#### Set task 1:
In the excerpt on aerodynamic resistance, revise the passage between "The friction coefficient" and "same category error.", inclusive, so that "boundary layer" becomes "surface layer" throughout.
#### Set task 2:
Answer these questions from the excerpt on aerodynamic resistance:
(a) What does greater mixing yield?
(b) What is being resisted, and what is not?
(c) Who introduced the electrical circuit metaphor, and in what year?

The friction coefficient emphasises the effect of the surface on a property of the boundary layer, i.e., greater surface friction slows the near-surface wind more. Aerodynamic resistance emphasises the effect of the boundary layer on surface-atmosphere exchange, i.e., greater mixing yields a lower resistance to evaporation. Note that it's evaporation not advection that's being resisted. You could turn the confusion around and argue that friction coefficient is a counter intuitive term: if there's more friction, why does evaporation increase? This would be making the same category error.

Historically (IIRC) the electrical circuit metaphor was introduced by Penman and Schofield (1951) in an early modification of the Penman evapotranspiration equation to account for how vegetation limits the transpiration rate. The original Penman equation is often quoted using aerodynamic conductance (or friction velocity or friction coefficient), i.e., a quantity using the the $m s^{-1}$ units that you're used to. This is a natural choice for micrometeorologists trying to understand the bulk mass transfer properties of the turbulent boundary layer because it can be calculated from the boundary layer quantities that they measure.

#### Listed records:
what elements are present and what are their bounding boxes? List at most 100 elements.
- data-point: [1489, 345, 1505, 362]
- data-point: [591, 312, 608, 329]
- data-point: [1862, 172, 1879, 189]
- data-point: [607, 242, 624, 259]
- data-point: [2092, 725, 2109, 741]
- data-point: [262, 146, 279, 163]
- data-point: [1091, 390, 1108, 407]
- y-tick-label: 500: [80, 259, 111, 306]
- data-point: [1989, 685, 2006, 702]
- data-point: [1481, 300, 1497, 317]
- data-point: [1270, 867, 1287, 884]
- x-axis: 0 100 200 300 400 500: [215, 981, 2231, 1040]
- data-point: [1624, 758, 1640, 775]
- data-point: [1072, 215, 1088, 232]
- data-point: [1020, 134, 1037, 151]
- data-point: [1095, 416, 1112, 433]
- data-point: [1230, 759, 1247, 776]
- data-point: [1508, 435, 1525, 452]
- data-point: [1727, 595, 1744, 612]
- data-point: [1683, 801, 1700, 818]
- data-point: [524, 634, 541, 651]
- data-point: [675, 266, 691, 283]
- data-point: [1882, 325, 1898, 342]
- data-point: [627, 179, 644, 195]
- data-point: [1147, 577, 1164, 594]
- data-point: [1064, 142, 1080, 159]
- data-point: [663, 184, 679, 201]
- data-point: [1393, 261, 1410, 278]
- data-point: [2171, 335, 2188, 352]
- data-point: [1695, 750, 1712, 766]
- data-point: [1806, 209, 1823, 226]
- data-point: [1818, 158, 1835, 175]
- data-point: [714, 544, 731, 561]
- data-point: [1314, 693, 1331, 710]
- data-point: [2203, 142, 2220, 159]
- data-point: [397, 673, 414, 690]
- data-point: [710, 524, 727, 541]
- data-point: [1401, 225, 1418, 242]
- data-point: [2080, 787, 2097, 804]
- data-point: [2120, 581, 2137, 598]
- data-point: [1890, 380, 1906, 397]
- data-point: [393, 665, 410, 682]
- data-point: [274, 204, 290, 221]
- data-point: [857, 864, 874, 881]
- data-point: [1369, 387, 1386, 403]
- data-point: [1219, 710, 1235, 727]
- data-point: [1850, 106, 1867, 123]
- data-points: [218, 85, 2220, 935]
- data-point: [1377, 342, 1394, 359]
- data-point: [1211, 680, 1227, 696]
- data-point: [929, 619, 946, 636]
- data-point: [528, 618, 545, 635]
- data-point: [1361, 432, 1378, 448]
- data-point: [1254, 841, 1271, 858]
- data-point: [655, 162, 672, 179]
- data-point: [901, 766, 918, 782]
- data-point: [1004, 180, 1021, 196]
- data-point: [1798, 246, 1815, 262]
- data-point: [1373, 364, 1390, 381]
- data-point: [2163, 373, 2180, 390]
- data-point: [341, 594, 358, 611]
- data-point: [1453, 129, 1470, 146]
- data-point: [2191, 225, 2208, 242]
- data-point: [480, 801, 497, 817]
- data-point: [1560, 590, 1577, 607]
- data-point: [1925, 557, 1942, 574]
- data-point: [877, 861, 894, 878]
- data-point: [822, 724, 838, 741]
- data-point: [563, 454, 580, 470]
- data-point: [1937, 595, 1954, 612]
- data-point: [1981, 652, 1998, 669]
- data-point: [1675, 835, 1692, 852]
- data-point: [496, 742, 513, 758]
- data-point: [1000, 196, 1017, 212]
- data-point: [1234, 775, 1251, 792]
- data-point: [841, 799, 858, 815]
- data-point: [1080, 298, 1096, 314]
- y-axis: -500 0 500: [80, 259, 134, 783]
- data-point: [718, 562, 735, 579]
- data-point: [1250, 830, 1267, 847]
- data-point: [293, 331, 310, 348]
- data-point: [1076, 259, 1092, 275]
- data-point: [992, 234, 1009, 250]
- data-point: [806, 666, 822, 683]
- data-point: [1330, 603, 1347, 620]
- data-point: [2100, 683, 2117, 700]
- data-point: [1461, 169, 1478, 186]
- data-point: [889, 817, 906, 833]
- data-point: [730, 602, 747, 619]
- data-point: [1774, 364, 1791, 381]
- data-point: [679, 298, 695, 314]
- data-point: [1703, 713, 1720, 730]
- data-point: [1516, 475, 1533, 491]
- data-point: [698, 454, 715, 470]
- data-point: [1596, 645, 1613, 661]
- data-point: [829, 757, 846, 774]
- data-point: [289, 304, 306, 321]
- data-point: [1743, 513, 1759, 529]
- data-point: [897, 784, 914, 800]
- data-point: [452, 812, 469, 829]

#### Exercise output 1:
The friction coefficient emphasises the effect of the surface on a property of the surface layer, i.e., greater surface friction slows the near-surface wind more. Aerodynamic resistance emphasises the effect of the surface layer on surface-atmosphere exchange, i.e., greater mixing yields a lower resistance to evaporation. Note that it's evaporation not advection that's being resisted. You could turn the confusion around and argue that friction coefficient is a counter intuitive term: if there's more friction, why does evaporation increase? This would be making the same category error.

#### Exercise output 2:
(a) A lower resistance to evaporation.
(b) Evaporation is being resisted, not advection.
(c) Penman and Schofield, in 1951.